### WRITTEN PROBLEM
Examine the material below. Gather every line in which the string "بعضهم" appears.

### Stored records
[Begin]
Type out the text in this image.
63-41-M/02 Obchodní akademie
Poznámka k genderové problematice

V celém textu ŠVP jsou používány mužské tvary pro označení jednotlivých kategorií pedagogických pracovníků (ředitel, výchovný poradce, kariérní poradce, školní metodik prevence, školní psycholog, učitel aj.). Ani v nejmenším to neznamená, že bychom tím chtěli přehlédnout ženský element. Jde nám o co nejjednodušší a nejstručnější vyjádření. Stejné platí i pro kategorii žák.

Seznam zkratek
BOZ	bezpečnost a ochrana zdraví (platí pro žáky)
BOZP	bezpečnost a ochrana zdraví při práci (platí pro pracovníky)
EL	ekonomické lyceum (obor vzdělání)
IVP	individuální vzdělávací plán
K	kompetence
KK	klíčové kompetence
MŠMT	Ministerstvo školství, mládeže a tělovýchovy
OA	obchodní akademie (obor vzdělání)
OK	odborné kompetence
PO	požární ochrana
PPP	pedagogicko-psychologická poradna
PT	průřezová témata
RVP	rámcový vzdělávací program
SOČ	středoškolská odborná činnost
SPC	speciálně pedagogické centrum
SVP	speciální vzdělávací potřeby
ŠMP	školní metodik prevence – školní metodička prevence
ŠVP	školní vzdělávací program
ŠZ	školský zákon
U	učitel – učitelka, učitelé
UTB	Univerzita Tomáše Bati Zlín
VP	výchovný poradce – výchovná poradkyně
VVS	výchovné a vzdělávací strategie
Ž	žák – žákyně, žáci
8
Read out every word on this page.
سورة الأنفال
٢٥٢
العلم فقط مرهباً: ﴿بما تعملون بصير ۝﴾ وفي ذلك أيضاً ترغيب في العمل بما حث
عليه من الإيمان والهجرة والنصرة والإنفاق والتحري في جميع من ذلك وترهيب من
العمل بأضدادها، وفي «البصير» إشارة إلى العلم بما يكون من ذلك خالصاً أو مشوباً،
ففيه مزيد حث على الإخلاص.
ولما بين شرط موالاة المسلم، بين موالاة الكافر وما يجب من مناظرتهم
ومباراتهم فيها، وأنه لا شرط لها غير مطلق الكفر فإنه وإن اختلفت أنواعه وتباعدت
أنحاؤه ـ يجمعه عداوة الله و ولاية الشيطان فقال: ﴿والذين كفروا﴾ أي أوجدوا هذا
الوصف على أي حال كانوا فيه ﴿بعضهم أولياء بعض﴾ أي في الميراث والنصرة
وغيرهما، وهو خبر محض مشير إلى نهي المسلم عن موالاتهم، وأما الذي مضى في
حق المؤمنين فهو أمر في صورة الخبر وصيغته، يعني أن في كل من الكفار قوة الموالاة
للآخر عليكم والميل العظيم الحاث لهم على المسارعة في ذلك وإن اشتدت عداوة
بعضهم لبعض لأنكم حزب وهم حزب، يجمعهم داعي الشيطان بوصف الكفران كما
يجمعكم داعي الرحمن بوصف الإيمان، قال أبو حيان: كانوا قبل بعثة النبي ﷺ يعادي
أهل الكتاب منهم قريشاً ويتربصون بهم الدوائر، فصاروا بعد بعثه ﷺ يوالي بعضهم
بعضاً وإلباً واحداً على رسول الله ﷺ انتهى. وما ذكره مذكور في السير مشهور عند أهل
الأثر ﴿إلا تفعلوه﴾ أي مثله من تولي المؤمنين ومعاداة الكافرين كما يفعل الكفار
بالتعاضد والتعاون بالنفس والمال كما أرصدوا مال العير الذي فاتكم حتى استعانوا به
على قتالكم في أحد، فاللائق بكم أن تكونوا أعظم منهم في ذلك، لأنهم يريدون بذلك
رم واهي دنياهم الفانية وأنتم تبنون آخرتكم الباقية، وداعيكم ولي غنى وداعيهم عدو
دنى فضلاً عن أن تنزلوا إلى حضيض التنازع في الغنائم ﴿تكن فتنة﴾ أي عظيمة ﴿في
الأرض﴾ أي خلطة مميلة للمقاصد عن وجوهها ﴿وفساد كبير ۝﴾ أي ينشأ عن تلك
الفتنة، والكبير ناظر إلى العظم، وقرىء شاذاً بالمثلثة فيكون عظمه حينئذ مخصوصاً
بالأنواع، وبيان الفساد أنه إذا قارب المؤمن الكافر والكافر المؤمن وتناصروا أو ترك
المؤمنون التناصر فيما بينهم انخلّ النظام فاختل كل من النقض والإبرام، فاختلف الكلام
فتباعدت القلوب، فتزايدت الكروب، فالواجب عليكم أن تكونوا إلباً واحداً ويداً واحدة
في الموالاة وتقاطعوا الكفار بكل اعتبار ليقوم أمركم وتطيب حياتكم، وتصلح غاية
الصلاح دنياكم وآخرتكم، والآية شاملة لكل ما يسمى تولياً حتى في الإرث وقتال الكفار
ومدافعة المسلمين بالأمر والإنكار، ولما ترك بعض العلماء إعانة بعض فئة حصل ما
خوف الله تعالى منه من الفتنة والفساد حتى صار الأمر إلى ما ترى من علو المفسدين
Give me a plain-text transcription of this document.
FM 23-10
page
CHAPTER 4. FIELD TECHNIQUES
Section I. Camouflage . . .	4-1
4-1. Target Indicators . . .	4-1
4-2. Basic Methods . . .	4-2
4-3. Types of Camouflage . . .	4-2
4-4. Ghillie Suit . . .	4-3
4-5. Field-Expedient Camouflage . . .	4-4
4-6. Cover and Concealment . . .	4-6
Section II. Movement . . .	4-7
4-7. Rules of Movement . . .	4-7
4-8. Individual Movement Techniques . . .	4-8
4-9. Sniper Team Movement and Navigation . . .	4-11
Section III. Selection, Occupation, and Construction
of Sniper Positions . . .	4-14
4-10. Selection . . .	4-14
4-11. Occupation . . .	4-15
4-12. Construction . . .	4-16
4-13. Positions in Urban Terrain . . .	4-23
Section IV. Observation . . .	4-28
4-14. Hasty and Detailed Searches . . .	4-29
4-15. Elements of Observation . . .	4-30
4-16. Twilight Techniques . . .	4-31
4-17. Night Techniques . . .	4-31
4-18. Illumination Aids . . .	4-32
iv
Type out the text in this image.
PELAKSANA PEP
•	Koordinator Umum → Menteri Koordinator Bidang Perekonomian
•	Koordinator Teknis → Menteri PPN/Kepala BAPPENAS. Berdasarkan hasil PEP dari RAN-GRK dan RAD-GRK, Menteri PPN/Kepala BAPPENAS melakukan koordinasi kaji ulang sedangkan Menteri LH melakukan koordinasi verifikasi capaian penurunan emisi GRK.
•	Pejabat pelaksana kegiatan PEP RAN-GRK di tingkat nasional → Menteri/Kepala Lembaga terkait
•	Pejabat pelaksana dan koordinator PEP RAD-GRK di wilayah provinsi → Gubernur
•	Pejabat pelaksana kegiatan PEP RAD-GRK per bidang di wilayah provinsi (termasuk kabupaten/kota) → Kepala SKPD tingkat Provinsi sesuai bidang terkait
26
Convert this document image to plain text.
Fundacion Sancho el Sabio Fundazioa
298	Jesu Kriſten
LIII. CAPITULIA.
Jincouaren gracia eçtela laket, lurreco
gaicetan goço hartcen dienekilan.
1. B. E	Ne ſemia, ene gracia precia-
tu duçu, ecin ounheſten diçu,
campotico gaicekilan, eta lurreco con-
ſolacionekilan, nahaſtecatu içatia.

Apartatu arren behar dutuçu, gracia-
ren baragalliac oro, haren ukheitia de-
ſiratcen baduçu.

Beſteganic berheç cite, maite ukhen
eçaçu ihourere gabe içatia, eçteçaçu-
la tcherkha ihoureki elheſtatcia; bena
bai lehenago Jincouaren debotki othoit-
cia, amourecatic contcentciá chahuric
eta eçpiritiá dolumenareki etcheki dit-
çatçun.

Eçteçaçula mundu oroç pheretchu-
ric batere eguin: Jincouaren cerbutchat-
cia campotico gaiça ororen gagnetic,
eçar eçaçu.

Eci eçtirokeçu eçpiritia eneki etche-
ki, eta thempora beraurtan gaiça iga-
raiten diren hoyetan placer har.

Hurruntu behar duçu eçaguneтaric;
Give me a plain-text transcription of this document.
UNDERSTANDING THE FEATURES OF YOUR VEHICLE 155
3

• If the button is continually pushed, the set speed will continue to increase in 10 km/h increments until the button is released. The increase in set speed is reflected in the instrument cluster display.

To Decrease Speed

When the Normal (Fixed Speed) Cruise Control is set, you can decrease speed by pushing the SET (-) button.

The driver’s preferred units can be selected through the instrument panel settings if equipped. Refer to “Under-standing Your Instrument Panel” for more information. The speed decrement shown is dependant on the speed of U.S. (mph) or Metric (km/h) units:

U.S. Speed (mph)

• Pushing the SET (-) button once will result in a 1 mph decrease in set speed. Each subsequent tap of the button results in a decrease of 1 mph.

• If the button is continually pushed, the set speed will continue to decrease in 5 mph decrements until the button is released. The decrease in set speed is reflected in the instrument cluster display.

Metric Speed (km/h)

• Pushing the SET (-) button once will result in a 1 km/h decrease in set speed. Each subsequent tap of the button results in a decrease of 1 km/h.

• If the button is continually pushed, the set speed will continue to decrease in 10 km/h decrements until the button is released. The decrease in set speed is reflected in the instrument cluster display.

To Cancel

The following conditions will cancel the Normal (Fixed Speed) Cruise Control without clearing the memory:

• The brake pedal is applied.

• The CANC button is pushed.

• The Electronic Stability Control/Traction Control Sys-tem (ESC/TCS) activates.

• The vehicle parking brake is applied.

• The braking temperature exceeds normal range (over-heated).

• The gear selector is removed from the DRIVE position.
[End]
### EXERCISE SOLUTION
الوصف على أي حال كانوا فيه ﴿بعضهم أولياء بعض﴾ أي في الميراث والنصرة
بعضهم لبعض لأنكم حزب وهم حزب، يجمعهم داعي الشيطان بوصف الكفران كما
أهل الكتاب منهم قريشاً ويتربصون بهم الدوائر، فصاروا بعد بعثه ﷺ يوالي بعضهم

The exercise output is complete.